[Start]

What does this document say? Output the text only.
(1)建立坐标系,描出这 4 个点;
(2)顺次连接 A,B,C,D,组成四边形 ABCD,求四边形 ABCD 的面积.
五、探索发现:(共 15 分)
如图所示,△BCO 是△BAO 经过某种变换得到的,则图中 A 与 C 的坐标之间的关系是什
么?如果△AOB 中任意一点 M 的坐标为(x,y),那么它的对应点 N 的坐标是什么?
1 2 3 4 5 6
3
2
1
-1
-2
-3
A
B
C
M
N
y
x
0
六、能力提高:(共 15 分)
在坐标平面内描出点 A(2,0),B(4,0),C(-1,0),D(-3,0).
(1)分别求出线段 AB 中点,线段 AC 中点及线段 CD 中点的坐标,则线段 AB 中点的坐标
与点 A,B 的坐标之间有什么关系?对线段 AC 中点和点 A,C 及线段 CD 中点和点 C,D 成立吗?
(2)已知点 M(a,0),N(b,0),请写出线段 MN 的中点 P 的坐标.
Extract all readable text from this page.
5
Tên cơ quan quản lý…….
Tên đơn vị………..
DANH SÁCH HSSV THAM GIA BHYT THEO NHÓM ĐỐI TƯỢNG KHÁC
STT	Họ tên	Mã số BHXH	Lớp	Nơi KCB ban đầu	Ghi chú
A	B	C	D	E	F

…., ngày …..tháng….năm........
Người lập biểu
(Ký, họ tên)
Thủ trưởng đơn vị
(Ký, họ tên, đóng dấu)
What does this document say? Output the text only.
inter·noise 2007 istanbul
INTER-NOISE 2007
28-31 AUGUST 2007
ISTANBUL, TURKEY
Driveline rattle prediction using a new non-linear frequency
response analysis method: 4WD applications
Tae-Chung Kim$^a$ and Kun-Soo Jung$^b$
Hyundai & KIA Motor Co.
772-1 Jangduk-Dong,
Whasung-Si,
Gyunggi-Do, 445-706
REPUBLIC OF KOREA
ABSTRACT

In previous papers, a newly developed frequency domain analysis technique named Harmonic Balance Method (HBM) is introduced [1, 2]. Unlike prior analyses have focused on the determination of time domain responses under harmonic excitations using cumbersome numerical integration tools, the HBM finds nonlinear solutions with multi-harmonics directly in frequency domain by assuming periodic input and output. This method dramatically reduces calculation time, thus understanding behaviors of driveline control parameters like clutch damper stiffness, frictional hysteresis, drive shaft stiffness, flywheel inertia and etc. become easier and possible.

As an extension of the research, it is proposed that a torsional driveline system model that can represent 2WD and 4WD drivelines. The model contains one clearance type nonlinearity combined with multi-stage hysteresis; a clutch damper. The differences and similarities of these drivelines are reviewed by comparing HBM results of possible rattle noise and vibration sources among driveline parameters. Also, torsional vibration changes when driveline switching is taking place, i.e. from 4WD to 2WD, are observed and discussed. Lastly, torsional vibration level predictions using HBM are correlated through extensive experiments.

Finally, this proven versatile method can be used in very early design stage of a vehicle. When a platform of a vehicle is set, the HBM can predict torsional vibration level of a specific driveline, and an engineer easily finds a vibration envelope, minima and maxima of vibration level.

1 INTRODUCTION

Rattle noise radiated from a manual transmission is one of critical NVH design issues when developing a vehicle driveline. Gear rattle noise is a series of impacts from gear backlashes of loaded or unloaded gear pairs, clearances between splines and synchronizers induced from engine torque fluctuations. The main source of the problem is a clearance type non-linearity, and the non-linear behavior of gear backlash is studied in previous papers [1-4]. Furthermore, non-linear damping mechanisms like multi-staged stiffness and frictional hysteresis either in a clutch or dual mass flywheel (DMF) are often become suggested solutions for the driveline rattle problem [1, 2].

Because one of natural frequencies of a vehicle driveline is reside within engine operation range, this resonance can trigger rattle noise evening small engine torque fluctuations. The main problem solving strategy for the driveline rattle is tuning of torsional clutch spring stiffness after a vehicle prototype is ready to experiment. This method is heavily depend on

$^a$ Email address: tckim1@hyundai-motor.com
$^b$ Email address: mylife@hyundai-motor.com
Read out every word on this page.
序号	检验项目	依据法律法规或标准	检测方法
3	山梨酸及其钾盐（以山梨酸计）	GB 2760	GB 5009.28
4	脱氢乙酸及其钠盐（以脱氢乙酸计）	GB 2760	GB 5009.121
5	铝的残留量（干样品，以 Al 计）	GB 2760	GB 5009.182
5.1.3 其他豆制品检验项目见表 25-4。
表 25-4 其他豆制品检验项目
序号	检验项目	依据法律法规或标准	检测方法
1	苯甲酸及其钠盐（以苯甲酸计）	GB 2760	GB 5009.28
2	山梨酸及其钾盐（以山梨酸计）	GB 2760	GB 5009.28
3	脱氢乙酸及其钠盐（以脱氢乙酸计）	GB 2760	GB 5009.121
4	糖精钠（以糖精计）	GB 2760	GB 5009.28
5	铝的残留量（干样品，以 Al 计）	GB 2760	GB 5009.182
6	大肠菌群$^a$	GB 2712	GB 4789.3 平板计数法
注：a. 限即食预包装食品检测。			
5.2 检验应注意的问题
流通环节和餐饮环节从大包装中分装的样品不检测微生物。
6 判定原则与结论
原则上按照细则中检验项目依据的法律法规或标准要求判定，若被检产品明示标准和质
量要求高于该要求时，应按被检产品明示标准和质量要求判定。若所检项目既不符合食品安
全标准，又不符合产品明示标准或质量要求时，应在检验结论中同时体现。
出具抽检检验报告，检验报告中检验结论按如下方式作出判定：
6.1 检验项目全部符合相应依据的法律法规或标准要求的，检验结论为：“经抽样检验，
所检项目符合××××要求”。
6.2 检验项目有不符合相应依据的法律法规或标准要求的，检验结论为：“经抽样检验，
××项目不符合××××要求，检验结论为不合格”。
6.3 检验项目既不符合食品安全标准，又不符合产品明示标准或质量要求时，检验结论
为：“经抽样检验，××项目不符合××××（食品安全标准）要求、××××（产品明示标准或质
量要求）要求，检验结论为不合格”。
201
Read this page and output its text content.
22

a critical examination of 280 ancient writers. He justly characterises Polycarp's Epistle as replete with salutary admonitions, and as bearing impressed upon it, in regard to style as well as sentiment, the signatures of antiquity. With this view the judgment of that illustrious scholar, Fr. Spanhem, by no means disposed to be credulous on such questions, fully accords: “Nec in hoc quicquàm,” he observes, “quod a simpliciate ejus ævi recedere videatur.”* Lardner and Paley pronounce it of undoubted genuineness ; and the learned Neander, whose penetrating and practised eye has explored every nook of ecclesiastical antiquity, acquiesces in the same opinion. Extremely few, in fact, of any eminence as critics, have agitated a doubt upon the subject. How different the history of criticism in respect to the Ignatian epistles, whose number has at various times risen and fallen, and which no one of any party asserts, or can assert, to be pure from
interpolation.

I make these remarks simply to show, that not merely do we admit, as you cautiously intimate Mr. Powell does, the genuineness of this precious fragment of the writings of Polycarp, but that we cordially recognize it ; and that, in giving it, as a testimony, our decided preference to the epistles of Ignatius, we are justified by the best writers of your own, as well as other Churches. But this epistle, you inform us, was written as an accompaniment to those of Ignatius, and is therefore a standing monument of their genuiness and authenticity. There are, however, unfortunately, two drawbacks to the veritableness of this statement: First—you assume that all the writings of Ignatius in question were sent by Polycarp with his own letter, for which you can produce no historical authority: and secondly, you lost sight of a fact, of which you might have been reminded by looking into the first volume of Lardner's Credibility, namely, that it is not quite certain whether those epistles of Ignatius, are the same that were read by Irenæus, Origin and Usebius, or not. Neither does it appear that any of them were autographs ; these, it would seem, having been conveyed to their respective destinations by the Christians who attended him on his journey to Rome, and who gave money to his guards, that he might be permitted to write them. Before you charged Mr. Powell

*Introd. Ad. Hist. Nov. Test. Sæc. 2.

[End]

Go over the records above line by line and count those holding the word "problem". Reply only with the number.

2